━━ GIVEN RECORDS
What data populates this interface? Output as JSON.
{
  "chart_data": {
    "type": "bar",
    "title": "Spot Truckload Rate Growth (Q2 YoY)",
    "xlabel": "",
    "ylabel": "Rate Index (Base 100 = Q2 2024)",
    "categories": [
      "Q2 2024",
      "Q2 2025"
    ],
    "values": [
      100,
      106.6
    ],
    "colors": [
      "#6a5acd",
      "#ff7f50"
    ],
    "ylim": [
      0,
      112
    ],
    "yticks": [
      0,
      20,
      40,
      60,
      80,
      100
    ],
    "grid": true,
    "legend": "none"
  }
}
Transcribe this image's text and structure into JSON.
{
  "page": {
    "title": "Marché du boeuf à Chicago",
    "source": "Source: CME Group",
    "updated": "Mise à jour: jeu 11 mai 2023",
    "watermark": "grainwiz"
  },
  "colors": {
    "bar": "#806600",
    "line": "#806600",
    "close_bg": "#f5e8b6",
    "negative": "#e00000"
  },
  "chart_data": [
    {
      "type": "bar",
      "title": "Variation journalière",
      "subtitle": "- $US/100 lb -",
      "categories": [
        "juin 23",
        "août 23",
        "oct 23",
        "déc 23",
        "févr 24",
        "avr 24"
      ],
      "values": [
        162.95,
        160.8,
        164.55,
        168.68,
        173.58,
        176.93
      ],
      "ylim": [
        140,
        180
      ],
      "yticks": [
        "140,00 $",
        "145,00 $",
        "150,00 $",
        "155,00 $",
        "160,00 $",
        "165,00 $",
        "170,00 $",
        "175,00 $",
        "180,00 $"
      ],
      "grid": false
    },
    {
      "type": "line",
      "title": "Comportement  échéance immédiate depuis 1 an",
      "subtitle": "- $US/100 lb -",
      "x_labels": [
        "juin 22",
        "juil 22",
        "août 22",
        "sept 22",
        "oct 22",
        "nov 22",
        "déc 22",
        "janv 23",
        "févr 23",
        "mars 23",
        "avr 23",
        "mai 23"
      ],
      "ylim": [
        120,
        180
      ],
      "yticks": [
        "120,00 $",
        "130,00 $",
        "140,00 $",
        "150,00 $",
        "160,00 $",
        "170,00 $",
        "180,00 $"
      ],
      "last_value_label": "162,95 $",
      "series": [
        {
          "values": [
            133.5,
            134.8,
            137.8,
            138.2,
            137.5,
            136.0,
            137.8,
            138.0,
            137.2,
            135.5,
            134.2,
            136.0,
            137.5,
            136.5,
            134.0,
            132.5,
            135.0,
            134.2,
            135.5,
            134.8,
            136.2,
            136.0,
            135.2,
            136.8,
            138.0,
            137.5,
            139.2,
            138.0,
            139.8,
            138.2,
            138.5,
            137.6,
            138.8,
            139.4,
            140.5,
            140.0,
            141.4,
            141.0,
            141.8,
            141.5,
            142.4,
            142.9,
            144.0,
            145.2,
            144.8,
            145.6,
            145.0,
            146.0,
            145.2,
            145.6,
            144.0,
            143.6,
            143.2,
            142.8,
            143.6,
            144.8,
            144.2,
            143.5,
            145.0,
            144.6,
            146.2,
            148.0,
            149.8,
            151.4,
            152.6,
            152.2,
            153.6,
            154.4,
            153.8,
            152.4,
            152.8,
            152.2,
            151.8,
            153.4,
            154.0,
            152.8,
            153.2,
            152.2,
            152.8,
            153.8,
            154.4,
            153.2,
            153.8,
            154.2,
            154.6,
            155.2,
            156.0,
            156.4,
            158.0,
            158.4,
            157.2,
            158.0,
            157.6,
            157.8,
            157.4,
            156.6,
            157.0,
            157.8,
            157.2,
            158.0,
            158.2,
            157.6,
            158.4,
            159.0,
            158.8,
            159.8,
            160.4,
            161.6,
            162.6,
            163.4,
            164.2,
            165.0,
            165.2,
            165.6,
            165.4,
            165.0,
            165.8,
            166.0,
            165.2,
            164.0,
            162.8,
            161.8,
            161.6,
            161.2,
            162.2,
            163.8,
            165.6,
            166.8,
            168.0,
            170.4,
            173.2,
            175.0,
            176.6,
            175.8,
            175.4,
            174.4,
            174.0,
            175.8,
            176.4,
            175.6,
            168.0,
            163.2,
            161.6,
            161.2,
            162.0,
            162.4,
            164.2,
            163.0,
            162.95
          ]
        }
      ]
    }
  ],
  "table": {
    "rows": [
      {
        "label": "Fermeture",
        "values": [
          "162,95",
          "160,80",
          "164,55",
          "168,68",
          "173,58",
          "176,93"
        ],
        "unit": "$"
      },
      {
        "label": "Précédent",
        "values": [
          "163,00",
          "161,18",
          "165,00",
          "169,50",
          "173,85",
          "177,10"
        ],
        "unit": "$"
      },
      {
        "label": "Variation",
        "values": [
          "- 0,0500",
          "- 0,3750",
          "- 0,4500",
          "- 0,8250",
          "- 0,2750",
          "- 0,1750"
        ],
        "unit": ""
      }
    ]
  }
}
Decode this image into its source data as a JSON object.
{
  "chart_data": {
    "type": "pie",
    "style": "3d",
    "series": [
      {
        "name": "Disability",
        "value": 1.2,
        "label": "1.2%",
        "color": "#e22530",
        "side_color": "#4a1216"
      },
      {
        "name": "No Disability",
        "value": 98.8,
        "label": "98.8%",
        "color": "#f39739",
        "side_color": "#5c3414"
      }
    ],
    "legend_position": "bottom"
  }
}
━━━━
Quote every entry exactly.

What data populates this interface? Output as JSON.
{
  "chart_data": {
    "type": "bar",
    "title": "Spot Truckload Rate Growth (Q2 YoY)",
    "xlabel": "",
    "ylabel": "Rate Index (Base 100 = Q2 2024)",
    "categories": [
      "Q2 2024",
      "Q2 2025"
    ],
    "values": [
      100,
      106.6
    ],
    "colors": [
      "#6a5acd",
      "#ff7f50"
    ],
    "ylim": [
      0,
      112
    ],
    "yticks": [
      0,
      20,
      40,
      60,
      80,
      100
    ],
    "grid": true,
    "legend": "none"
  }
}
Transcribe this image's text and structure into JSON.
{
  "page": {
    "title": "Marché du boeuf à Chicago",
    "source": "Source: CME Group",
    "updated": "Mise à jour: jeu 11 mai 2023",
    "watermark": "grainwiz"
  },
  "colors": {
    "bar": "#806600",
    "line": "#806600",
    "close_bg": "#f5e8b6",
    "negative": "#e00000"
  },
  "chart_data": [
    {
      "type": "bar",
      "title": "Variation journalière",
      "subtitle": "- $US/100 lb -",
      "categories": [
        "juin 23",
        "août 23",
        "oct 23",
        "déc 23",
        "févr 24",
        "avr 24"
      ],
      "values": [
        162.95,
        160.8,
        164.55,
        168.68,
        173.58,
        176.93
      ],
      "ylim": [
        140,
        180
      ],
      "yticks": [
        "140,00 $",
        "145,00 $",
        "150,00 $",
        "155,00 $",
        "160,00 $",
        "165,00 $",
        "170,00 $",
        "175,00 $",
        "180,00 $"
      ],
      "grid": false
    },
    {
      "type": "line",
      "title": "Comportement  échéance immédiate depuis 1 an",
      "subtitle": "- $US/100 lb -",
      "x_labels": [
        "juin 22",
        "juil 22",
        "août 22",
        "sept 22",
        "oct 22",
        "nov 22",
        "déc 22",
        "janv 23",
        "févr 23",
        "mars 23",
        "avr 23",
        "mai 23"
      ],
      "ylim": [
        120,
        180
      ],
      "yticks": [
        "120,00 $",
        "130,00 $",
        "140,00 $",
        "150,00 $",
        "160,00 $",
        "170,00 $",
        "180,00 $"
      ],
      "last_value_label": "162,95 $",
      "series": [
        {
          "values": [
            133.5,
            134.8,
            137.8,
            138.2,
            137.5,
            136.0,
            137.8,
            138.0,
            137.2,
            135.5,
            134.2,
            136.0,
            137.5,
            136.5,
            134.0,
            132.5,
            135.0,
            134.2,
            135.5,
            134.8,
            136.2,
            136.0,
            135.2,
            136.8,
            138.0,
            137.5,
            139.2,
            138.0,
            139.8,
            138.2,
            138.5,
            137.6,
            138.8,
            139.4,
            140.5,
            140.0,
            141.4,
            141.0,
            141.8,
            141.5,
            142.4,
            142.9,
            144.0,
            145.2,
            144.8,
            145.6,
            145.0,
            146.0,
            145.2,
            145.6,
            144.0,
            143.6,
            143.2,
            142.8,
            143.6,
            144.8,
            144.2,
            143.5,
            145.0,
            144.6,
            146.2,
            148.0,
            149.8,
            151.4,
            152.6,
            152.2,
            153.6,
            154.4,
            153.8,
            152.4,
            152.8,
            152.2,
            151.8,
            153.4,
            154.0,
            152.8,
            153.2,
            152.2,
            152.8,
            153.8,
            154.4,
            153.2,
            153.8,
            154.2,
            154.6,
            155.2,
            156.0,
            156.4,
            158.0,
            158.4,
            157.2,
            158.0,
            157.6,
            157.8,
            157.4,
            156.6,
            157.0,
            157.8,
            157.2,
            158.0,
            158.2,
            157.6,
            158.4,
            159.0,
            158.8,
            159.8,
            160.4,
            161.6,
            162.6,
            163.4,
            164.2,
            165.0,
            165.2,
            165.6,
            165.4,
            165.0,
            165.8,
            166.0,
            165.2,
            164.0,
            162.8,
            161.8,
            161.6,
            161.2,
            162.2,
            163.8,
            165.6,
            166.8,
            168.0,
            170.4,
            173.2,
            175.0,
            176.6,
            175.8,
            175.4,
            174.4,
            174.0,
            175.8,
            176.4,
            175.6,
            168.0,
            163.2,
            161.6,
            161.2,
            162.0,
            162.4,
            164.2,
            163.0,
            162.95
          ]
        }
      ]
    }
  ],
  "table": {
    "rows": [
      {
        "label": "Fermeture",
        "values": [
          "162,95",
          "160,80",
          "164,55",
          "168,68",
          "173,58",
          "176,93"
        ],
        "unit": "$"
      },
      {
        "label": "Précédent",
        "values": [
          "163,00",
          "161,18",
          "165,00",
          "169,50",
          "173,85",
          "177,10"
        ],
        "unit": "$"
      },
      {
        "label": "Variation",
        "values": [
          "- 0,0500",
          "- 0,3750",
          "- 0,4500",
          "- 0,8250",
          "- 0,2750",
          "- 0,1750"
        ],
        "unit": ""
      }
    ]
  }
}
Decode this image into its source data as a JSON object.
{
  "chart_data": {
    "type": "pie",
    "style": "3d",
    "series": [
      {
        "name": "Disability",
        "value": 1.2,
        "label": "1.2%",
        "color": "#e22530",
        "side_color": "#4a1216"
      },
      {
        "name": "No Disability",
        "value": 98.8,
        "label": "98.8%",
        "color": "#f39739",
        "side_color": "#5c3414"
      }
    ],
    "legend_position": "bottom"
  }
}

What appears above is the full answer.